EXERCISE TASK
Comb through the entries for "text" and pull out each line that holds it.

Data entries

## start

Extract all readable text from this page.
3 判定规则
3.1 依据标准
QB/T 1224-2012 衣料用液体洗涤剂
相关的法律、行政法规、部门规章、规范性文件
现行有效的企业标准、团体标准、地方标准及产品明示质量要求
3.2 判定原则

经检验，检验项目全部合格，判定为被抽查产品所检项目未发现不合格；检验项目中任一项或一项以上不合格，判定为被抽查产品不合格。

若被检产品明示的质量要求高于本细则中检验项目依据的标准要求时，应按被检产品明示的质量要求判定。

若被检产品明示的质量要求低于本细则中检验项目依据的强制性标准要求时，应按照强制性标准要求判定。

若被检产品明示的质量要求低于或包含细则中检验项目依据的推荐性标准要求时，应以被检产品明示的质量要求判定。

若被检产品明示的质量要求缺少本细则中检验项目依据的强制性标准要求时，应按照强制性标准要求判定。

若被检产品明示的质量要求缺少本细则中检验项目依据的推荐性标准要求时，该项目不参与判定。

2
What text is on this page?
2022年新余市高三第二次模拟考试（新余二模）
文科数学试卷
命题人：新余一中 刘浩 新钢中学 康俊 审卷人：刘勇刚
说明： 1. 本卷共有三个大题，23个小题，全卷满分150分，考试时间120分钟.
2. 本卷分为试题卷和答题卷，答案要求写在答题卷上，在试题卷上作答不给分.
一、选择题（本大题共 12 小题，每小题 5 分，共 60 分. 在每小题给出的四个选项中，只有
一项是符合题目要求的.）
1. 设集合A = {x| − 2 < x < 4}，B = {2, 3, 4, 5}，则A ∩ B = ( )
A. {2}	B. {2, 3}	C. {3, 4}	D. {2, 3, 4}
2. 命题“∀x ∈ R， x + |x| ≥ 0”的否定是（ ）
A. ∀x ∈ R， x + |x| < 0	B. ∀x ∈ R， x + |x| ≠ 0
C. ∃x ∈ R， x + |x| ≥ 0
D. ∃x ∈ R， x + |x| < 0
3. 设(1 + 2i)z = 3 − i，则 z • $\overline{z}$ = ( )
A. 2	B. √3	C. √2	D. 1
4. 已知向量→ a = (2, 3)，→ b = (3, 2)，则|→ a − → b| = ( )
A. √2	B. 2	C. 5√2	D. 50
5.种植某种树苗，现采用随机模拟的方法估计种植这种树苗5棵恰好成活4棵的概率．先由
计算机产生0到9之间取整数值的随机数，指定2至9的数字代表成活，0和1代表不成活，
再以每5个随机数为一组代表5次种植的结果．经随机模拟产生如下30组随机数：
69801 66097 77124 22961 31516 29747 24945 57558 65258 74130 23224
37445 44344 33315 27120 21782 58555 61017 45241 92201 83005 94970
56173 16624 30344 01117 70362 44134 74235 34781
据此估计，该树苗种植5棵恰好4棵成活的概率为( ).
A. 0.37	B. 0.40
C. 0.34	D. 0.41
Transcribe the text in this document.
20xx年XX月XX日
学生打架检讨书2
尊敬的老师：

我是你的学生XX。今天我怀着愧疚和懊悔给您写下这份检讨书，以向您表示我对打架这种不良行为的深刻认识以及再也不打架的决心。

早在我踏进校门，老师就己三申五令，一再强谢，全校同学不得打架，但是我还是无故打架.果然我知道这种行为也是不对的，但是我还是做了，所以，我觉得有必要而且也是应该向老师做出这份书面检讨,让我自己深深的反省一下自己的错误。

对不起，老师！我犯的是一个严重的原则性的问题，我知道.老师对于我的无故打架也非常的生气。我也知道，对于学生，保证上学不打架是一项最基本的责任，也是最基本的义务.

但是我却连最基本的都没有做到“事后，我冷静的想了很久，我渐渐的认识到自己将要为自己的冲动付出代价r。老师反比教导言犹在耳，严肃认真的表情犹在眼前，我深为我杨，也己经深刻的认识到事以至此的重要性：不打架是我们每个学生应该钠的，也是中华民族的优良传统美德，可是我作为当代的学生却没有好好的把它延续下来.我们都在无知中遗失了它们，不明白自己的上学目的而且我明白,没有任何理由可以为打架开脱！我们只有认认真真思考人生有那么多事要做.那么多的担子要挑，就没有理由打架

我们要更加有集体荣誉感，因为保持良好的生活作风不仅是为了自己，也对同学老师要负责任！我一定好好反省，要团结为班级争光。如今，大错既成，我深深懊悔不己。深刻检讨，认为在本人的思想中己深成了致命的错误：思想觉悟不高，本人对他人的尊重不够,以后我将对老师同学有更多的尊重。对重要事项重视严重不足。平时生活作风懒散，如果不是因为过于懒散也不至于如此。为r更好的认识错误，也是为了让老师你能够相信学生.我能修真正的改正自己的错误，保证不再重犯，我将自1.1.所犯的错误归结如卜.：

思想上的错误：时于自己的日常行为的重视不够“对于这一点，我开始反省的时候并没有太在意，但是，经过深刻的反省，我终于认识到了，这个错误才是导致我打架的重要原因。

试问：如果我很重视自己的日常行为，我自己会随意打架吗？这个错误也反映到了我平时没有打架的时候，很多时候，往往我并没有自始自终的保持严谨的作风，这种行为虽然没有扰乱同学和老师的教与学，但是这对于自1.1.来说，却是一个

## end

TASK SOLUTION
Extract all readable text from this page.
What text is on this page?
Transcribe the text in this document.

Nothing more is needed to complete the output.